#### Dataset content:

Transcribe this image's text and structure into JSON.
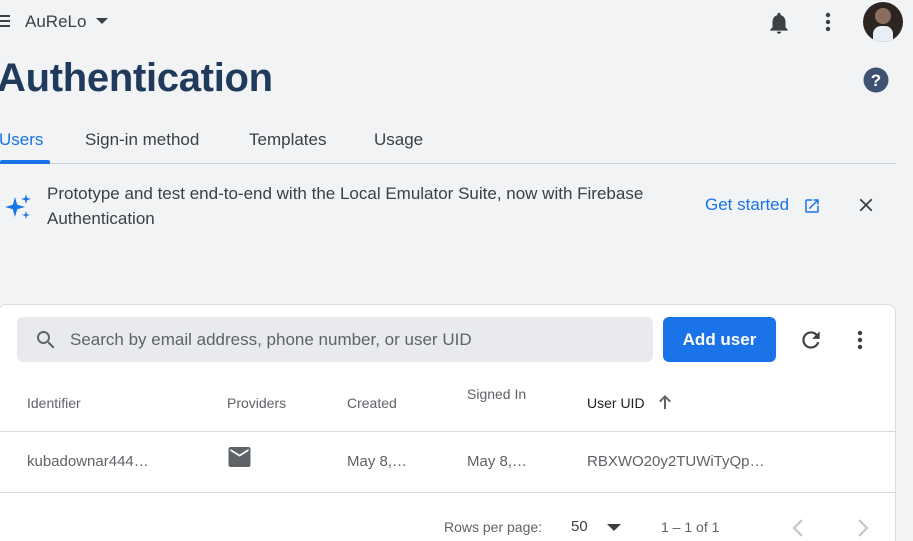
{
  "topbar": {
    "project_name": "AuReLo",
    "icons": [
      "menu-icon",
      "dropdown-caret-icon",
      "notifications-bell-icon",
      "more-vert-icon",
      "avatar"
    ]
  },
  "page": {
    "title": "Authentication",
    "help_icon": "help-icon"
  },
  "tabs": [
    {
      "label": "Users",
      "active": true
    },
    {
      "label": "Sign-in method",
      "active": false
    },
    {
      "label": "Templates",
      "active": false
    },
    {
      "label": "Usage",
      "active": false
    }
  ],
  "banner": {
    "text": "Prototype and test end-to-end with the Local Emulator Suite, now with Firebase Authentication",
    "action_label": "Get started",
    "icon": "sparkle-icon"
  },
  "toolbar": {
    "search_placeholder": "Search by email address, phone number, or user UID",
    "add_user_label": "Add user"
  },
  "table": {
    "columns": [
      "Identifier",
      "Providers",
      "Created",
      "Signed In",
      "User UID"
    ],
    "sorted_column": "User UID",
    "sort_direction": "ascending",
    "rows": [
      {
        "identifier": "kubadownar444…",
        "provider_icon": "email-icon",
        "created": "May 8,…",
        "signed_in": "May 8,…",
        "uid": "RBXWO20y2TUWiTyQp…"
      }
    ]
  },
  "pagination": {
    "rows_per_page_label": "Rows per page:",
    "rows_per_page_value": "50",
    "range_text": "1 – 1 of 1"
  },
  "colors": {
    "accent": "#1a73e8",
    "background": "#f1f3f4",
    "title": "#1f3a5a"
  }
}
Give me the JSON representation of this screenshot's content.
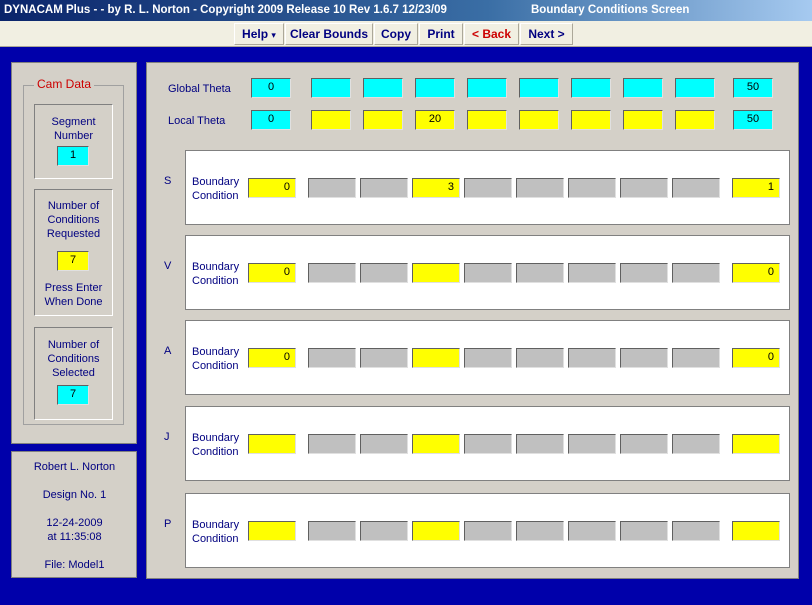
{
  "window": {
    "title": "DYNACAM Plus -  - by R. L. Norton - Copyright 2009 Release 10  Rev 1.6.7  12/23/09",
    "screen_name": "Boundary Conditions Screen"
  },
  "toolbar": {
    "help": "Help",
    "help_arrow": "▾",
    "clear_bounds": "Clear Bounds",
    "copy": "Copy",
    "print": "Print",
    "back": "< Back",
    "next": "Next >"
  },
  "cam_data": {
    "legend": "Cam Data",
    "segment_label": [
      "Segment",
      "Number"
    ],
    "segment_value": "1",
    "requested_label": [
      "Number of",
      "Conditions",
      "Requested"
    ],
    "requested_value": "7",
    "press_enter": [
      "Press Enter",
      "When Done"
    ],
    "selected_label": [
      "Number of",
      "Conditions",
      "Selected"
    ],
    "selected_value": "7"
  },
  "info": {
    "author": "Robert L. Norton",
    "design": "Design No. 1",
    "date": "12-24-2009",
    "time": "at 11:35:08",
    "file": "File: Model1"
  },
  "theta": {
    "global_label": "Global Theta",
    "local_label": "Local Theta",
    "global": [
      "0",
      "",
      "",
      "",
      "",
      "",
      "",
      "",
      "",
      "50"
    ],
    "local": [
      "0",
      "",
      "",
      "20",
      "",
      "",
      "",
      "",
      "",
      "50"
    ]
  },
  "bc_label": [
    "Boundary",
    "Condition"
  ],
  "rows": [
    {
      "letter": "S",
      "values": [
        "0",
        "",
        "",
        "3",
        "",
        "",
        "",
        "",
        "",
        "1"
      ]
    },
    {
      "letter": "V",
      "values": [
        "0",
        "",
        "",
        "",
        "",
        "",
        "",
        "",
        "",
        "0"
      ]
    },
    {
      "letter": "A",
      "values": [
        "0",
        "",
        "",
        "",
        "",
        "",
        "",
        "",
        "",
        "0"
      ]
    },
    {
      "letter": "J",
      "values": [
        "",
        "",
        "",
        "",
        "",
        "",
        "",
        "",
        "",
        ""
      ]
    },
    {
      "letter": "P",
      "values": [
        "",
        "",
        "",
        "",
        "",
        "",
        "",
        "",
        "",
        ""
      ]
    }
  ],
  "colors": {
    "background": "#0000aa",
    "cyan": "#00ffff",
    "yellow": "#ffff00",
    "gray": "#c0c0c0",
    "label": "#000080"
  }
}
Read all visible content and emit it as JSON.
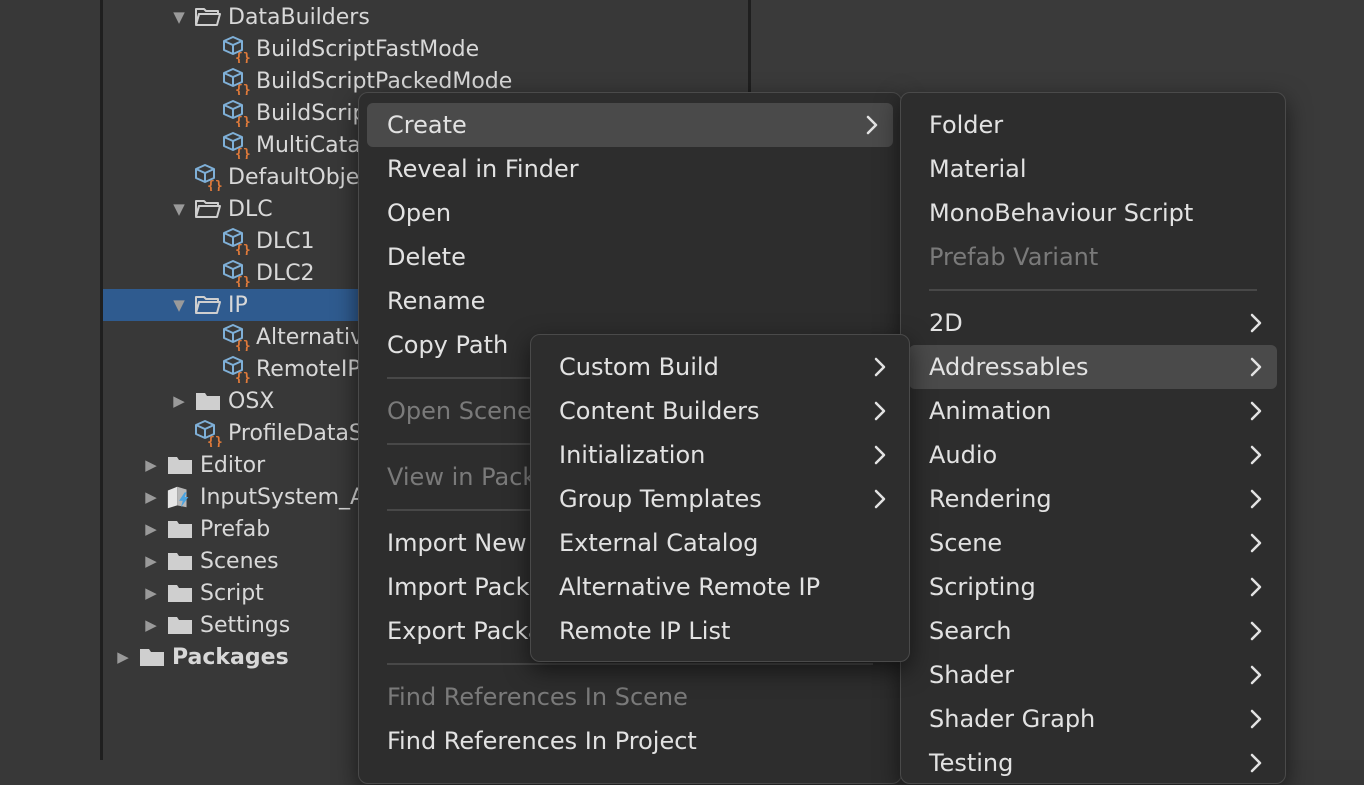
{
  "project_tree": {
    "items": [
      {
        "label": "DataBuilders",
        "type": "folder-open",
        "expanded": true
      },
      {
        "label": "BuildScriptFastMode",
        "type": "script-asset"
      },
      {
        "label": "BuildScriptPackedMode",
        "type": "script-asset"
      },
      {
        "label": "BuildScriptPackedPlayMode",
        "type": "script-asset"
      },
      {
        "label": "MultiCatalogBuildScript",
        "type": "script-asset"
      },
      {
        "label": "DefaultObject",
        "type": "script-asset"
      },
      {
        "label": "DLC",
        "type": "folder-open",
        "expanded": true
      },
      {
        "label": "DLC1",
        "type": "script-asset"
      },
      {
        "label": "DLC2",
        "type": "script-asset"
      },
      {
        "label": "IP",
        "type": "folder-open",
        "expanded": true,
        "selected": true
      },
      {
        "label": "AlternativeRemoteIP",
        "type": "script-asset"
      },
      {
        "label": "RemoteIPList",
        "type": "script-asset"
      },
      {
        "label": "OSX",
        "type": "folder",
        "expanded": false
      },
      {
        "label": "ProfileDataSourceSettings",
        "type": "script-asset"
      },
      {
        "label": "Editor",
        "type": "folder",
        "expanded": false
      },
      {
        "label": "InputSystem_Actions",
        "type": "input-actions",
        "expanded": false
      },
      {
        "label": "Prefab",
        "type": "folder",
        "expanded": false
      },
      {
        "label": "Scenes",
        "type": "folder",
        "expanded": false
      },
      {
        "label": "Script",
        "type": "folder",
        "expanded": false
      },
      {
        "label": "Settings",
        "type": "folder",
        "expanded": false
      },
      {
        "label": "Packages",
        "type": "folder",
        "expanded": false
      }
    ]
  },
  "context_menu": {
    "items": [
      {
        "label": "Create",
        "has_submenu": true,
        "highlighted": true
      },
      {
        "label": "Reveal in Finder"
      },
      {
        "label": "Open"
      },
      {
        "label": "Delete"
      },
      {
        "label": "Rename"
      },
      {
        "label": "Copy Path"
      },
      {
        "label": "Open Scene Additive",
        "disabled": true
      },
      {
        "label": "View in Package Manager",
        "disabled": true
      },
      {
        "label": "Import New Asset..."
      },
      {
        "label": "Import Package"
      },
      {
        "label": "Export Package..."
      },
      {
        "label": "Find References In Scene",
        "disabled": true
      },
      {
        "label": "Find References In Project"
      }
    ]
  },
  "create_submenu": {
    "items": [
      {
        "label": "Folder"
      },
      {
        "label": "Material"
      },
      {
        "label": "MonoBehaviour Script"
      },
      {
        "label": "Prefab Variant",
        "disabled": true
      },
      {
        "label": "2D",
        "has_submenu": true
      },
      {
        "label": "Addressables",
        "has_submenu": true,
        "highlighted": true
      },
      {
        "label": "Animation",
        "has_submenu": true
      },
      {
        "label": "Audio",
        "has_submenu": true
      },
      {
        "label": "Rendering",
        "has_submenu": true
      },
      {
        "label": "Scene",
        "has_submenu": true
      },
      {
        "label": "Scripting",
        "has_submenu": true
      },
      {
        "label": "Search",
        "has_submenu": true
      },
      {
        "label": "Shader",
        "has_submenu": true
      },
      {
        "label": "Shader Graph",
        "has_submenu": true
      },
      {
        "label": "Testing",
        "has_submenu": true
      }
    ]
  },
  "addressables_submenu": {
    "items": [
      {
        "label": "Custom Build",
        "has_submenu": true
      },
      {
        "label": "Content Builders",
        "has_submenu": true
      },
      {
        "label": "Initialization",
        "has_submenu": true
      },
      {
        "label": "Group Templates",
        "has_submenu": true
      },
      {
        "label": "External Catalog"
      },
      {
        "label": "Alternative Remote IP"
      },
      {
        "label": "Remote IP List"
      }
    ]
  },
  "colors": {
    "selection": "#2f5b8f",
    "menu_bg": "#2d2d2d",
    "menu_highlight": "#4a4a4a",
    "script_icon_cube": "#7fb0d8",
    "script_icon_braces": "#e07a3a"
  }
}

#### What you need to do:
Pictures appear in the records above. Output everything except them, exactly.

#### Task response:
Transcribe this image's text and structure into JSON.
{
  "topbar": {
    "project_name": "AuReLo",
    "icons": [
      "menu-icon",
      "dropdown-caret-icon",
      "notifications-bell-icon",
      "more-vert-icon",
      "avatar"
    ]
  },
  "page": {
    "title": "Authentication",
    "help_icon": "help-icon"
  },
  "tabs": [
    {
      "label": "Users",
      "active": true
    },
    {
      "label": "Sign-in method",
      "active": false
    },
    {
      "label": "Templates",
      "active": false
    },
    {
      "label": "Usage",
      "active": false
    }
  ],
  "banner": {
    "text": "Prototype and test end-to-end with the Local Emulator Suite, now with Firebase Authentication",
    "action_label": "Get started",
    "icon": "sparkle-icon"
  },
  "toolbar": {
    "search_placeholder": "Search by email address, phone number, or user UID",
    "add_user_label": "Add user"
  },
  "table": {
    "columns": [
      "Identifier",
      "Providers",
      "Created",
      "Signed In",
      "User UID"
    ],
    "sorted_column": "User UID",
    "sort_direction": "ascending",
    "rows": [
      {
        "identifier": "kubadownar444…",
        "provider_icon": "email-icon",
        "created": "May 8,…",
        "signed_in": "May 8,…",
        "uid": "RBXWO20y2TUWiTyQp…"
      }
    ]
  },
  "pagination": {
    "rows_per_page_label": "Rows per page:",
    "rows_per_page_value": "50",
    "range_text": "1 – 1 of 1"
  },
  "colors": {
    "accent": "#1a73e8",
    "background": "#f1f3f4",
    "title": "#1f3a5a"
  }
}
Give me the JSON representation of this screenshot's content.
{
  "window": {
    "title": "DYNACAM Plus -  - by R. L. Norton - Copyright 2009 Release 10  Rev 1.6.7  12/23/09",
    "screen_name": "Boundary Conditions Screen"
  },
  "toolbar": {
    "help": "Help",
    "help_arrow": "▾",
    "clear_bounds": "Clear Bounds",
    "copy": "Copy",
    "print": "Print",
    "back": "< Back",
    "next": "Next >"
  },
  "cam_data": {
    "legend": "Cam Data",
    "segment_label": [
      "Segment",
      "Number"
    ],
    "segment_value": "1",
    "requested_label": [
      "Number of",
      "Conditions",
      "Requested"
    ],
    "requested_value": "7",
    "press_enter": [
      "Press Enter",
      "When Done"
    ],
    "selected_label": [
      "Number of",
      "Conditions",
      "Selected"
    ],
    "selected_value": "7"
  },
  "info": {
    "author": "Robert L. Norton",
    "design": "Design No. 1",
    "date": "12-24-2009",
    "time": "at 11:35:08",
    "file": "File: Model1"
  },
  "theta": {
    "global_label": "Global Theta",
    "local_label": "Local Theta",
    "global": [
      "0",
      "",
      "",
      "",
      "",
      "",
      "",
      "",
      "",
      "50"
    ],
    "local": [
      "0",
      "",
      "",
      "20",
      "",
      "",
      "",
      "",
      "",
      "50"
    ]
  },
  "bc_label": [
    "Boundary",
    "Condition"
  ],
  "rows": [
    {
      "letter": "S",
      "values": [
        "0",
        "",
        "",
        "3",
        "",
        "",
        "",
        "",
        "",
        "1"
      ]
    },
    {
      "letter": "V",
      "values": [
        "0",
        "",
        "",
        "",
        "",
        "",
        "",
        "",
        "",
        "0"
      ]
    },
    {
      "letter": "A",
      "values": [
        "0",
        "",
        "",
        "",
        "",
        "",
        "",
        "",
        "",
        "0"
      ]
    },
    {
      "letter": "J",
      "values": [
        "",
        "",
        "",
        "",
        "",
        "",
        "",
        "",
        "",
        ""
      ]
    },
    {
      "letter": "P",
      "values": [
        "",
        "",
        "",
        "",
        "",
        "",
        "",
        "",
        "",
        ""
      ]
    }
  ],
  "colors": {
    "background": "#0000aa",
    "cyan": "#00ffff",
    "yellow": "#ffff00",
    "gray": "#c0c0c0",
    "label": "#000080"
  }
}
Read all visible content and emit it as JSON.
{
  "project_tree": {
    "items": [
      {
        "label": "DataBuilders",
        "type": "folder-open",
        "expanded": true
      },
      {
        "label": "BuildScriptFastMode",
        "type": "script-asset"
      },
      {
        "label": "BuildScriptPackedMode",
        "type": "script-asset"
      },
      {
        "label": "BuildScriptPackedPlayMode",
        "type": "script-asset"
      },
      {
        "label": "MultiCatalogBuildScript",
        "type": "script-asset"
      },
      {
        "label": "DefaultObject",
        "type": "script-asset"
      },
      {
        "label": "DLC",
        "type": "folder-open",
        "expanded": true
      },
      {
        "label": "DLC1",
        "type": "script-asset"
      },
      {
        "label": "DLC2",
        "type": "script-asset"
      },
      {
        "label": "IP",
        "type": "folder-open",
        "expanded": true,
        "selected": true
      },
      {
        "label": "AlternativeRemoteIP",
        "type": "script-asset"
      },
      {
        "label": "RemoteIPList",
        "type": "script-asset"
      },
      {
        "label": "OSX",
        "type": "folder",
        "expanded": false
      },
      {
        "label": "ProfileDataSourceSettings",
        "type": "script-asset"
      },
      {
        "label": "Editor",
        "type": "folder",
        "expanded": false
      },
      {
        "label": "InputSystem_Actions",
        "type": "input-actions",
        "expanded": false
      },
      {
        "label": "Prefab",
        "type": "folder",
        "expanded": false
      },
      {
        "label": "Scenes",
        "type": "folder",
        "expanded": false
      },
      {
        "label": "Script",
        "type": "folder",
        "expanded": false
      },
      {
        "label": "Settings",
        "type": "folder",
        "expanded": false
      },
      {
        "label": "Packages",
        "type": "folder",
        "expanded": false
      }
    ]
  },
  "context_menu": {
    "items": [
      {
        "label": "Create",
        "has_submenu": true,
        "highlighted": true
      },
      {
        "label": "Reveal in Finder"
      },
      {
        "label": "Open"
      },
      {
        "label": "Delete"
      },
      {
        "label": "Rename"
      },
      {
        "label": "Copy Path"
      },
      {
        "label": "Open Scene Additive",
        "disabled": true
      },
      {
        "label": "View in Package Manager",
        "disabled": true
      },
      {
        "label": "Import New Asset..."
      },
      {
        "label": "Import Package"
      },
      {
        "label": "Export Package..."
      },
      {
        "label": "Find References In Scene",
        "disabled": true
      },
      {
        "label": "Find References In Project"
      }
    ]
  },
  "create_submenu": {
    "items": [
      {
        "label": "Folder"
      },
      {
        "label": "Material"
      },
      {
        "label": "MonoBehaviour Script"
      },
      {
        "label": "Prefab Variant",
        "disabled": true
      },
      {
        "label": "2D",
        "has_submenu": true
      },
      {
        "label": "Addressables",
        "has_submenu": true,
        "highlighted": true
      },
      {
        "label": "Animation",
        "has_submenu": true
      },
      {
        "label": "Audio",
        "has_submenu": true
      },
      {
        "label": "Rendering",
        "has_submenu": true
      },
      {
        "label": "Scene",
        "has_submenu": true
      },
      {
        "label": "Scripting",
        "has_submenu": true
      },
      {
        "label": "Search",
        "has_submenu": true
      },
      {
        "label": "Shader",
        "has_submenu": true
      },
      {
        "label": "Shader Graph",
        "has_submenu": true
      },
      {
        "label": "Testing",
        "has_submenu": true
      }
    ]
  },
  "addressables_submenu": {
    "items": [
      {
        "label": "Custom Build",
        "has_submenu": true
      },
      {
        "label": "Content Builders",
        "has_submenu": true
      },
      {
        "label": "Initialization",
        "has_submenu": true
      },
      {
        "label": "Group Templates",
        "has_submenu": true
      },
      {
        "label": "External Catalog"
      },
      {
        "label": "Alternative Remote IP"
      },
      {
        "label": "Remote IP List"
      }
    ]
  },
  "colors": {
    "selection": "#2f5b8f",
    "menu_bg": "#2d2d2d",
    "menu_highlight": "#4a4a4a",
    "script_icon_cube": "#7fb0d8",
    "script_icon_braces": "#e07a3a"
  }
}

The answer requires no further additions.